:: Input for this task ::
________________________________________

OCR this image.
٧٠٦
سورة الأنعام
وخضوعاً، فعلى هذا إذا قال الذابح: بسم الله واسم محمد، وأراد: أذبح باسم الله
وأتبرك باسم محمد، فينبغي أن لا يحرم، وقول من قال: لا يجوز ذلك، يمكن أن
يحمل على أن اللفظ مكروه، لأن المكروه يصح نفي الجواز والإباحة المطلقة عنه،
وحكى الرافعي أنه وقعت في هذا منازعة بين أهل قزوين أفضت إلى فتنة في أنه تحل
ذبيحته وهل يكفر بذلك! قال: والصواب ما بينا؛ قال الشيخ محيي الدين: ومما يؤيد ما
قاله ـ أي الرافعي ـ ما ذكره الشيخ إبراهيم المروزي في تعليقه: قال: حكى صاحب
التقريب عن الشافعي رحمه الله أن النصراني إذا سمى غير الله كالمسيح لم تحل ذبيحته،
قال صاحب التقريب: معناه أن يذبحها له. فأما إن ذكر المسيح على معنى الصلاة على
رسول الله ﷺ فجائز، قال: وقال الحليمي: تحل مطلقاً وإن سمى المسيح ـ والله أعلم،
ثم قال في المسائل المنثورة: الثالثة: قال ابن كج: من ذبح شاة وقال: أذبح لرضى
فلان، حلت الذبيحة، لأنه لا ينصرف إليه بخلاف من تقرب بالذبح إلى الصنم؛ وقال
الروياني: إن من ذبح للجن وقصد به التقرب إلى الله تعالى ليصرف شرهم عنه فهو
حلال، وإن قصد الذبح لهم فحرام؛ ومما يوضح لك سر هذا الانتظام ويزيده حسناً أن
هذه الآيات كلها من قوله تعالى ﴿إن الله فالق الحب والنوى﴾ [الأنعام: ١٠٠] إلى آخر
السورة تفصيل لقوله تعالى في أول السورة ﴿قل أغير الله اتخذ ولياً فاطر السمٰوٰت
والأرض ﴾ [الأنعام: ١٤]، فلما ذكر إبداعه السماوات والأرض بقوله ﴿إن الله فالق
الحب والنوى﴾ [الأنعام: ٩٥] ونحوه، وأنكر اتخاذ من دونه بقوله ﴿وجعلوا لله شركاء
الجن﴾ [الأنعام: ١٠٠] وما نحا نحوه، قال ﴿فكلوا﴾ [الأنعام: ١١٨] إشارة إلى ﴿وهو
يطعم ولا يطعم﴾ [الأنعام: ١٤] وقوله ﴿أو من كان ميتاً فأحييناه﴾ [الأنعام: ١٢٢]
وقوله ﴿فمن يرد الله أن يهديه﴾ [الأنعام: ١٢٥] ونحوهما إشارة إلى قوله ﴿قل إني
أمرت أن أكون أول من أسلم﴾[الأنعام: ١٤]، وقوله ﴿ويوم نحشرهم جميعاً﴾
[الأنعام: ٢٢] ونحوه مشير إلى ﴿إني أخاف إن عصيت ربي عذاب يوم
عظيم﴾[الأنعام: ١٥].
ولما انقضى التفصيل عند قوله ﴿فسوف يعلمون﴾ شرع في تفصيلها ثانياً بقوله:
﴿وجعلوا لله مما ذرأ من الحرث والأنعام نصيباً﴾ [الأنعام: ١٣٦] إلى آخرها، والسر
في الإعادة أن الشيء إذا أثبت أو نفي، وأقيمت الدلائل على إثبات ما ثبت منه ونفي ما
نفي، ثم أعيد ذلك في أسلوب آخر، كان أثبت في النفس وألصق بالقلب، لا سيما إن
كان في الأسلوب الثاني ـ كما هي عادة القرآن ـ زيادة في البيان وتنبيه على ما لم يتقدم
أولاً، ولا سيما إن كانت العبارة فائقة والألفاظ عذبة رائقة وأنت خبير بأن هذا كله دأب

________________________________________

:: Task to complete ::
Reproduce the data in full, exactly as presented.

:: Result below ::
OCR this image.
٧٠٦
سورة الأنعام
وخضوعاً، فعلى هذا إذا قال الذابح: بسم الله واسم محمد، وأراد: أذبح باسم الله
وأتبرك باسم محمد، فينبغي أن لا يحرم، وقول من قال: لا يجوز ذلك، يمكن أن
يحمل على أن اللفظ مكروه، لأن المكروه يصح نفي الجواز والإباحة المطلقة عنه،
وحكى الرافعي أنه وقعت في هذا منازعة بين أهل قزوين أفضت إلى فتنة في أنه تحل
ذبيحته وهل يكفر بذلك! قال: والصواب ما بينا؛ قال الشيخ محيي الدين: ومما يؤيد ما
قاله ـ أي الرافعي ـ ما ذكره الشيخ إبراهيم المروزي في تعليقه: قال: حكى صاحب
التقريب عن الشافعي رحمه الله أن النصراني إذا سمى غير الله كالمسيح لم تحل ذبيحته،
قال صاحب التقريب: معناه أن يذبحها له. فأما إن ذكر المسيح على معنى الصلاة على
رسول الله ﷺ فجائز، قال: وقال الحليمي: تحل مطلقاً وإن سمى المسيح ـ والله أعلم،
ثم قال في المسائل المنثورة: الثالثة: قال ابن كج: من ذبح شاة وقال: أذبح لرضى
فلان، حلت الذبيحة، لأنه لا ينصرف إليه بخلاف من تقرب بالذبح إلى الصنم؛ وقال
الروياني: إن من ذبح للجن وقصد به التقرب إلى الله تعالى ليصرف شرهم عنه فهو
حلال، وإن قصد الذبح لهم فحرام؛ ومما يوضح لك سر هذا الانتظام ويزيده حسناً أن
هذه الآيات كلها من قوله تعالى ﴿إن الله فالق الحب والنوى﴾ [الأنعام: ١٠٠] إلى آخر
السورة تفصيل لقوله تعالى في أول السورة ﴿قل أغير الله اتخذ ولياً فاطر السمٰوٰت
والأرض ﴾ [الأنعام: ١٤]، فلما ذكر إبداعه السماوات والأرض بقوله ﴿إن الله فالق
الحب والنوى﴾ [الأنعام: ٩٥] ونحوه، وأنكر اتخاذ من دونه بقوله ﴿وجعلوا لله شركاء
الجن﴾ [الأنعام: ١٠٠] وما نحا نحوه، قال ﴿فكلوا﴾ [الأنعام: ١١٨] إشارة إلى ﴿وهو
يطعم ولا يطعم﴾ [الأنعام: ١٤] وقوله ﴿أو من كان ميتاً فأحييناه﴾ [الأنعام: ١٢٢]
وقوله ﴿فمن يرد الله أن يهديه﴾ [الأنعام: ١٢٥] ونحوهما إشارة إلى قوله ﴿قل إني
أمرت أن أكون أول من أسلم﴾[الأنعام: ١٤]، وقوله ﴿ويوم نحشرهم جميعاً﴾
[الأنعام: ٢٢] ونحوه مشير إلى ﴿إني أخاف إن عصيت ربي عذاب يوم
عظيم﴾[الأنعام: ١٥].
ولما انقضى التفصيل عند قوله ﴿فسوف يعلمون﴾ شرع في تفصيلها ثانياً بقوله:
﴿وجعلوا لله مما ذرأ من الحرث والأنعام نصيباً﴾ [الأنعام: ١٣٦] إلى آخرها، والسر
في الإعادة أن الشيء إذا أثبت أو نفي، وأقيمت الدلائل على إثبات ما ثبت منه ونفي ما
نفي، ثم أعيد ذلك في أسلوب آخر، كان أثبت في النفس وألصق بالقلب، لا سيما إن
كان في الأسلوب الثاني ـ كما هي عادة القرآن ـ زيادة في البيان وتنبيه على ما لم يتقدم
أولاً، ولا سيما إن كانت العبارة فائقة والألفاظ عذبة رائقة وأنت خبير بأن هذا كله دأب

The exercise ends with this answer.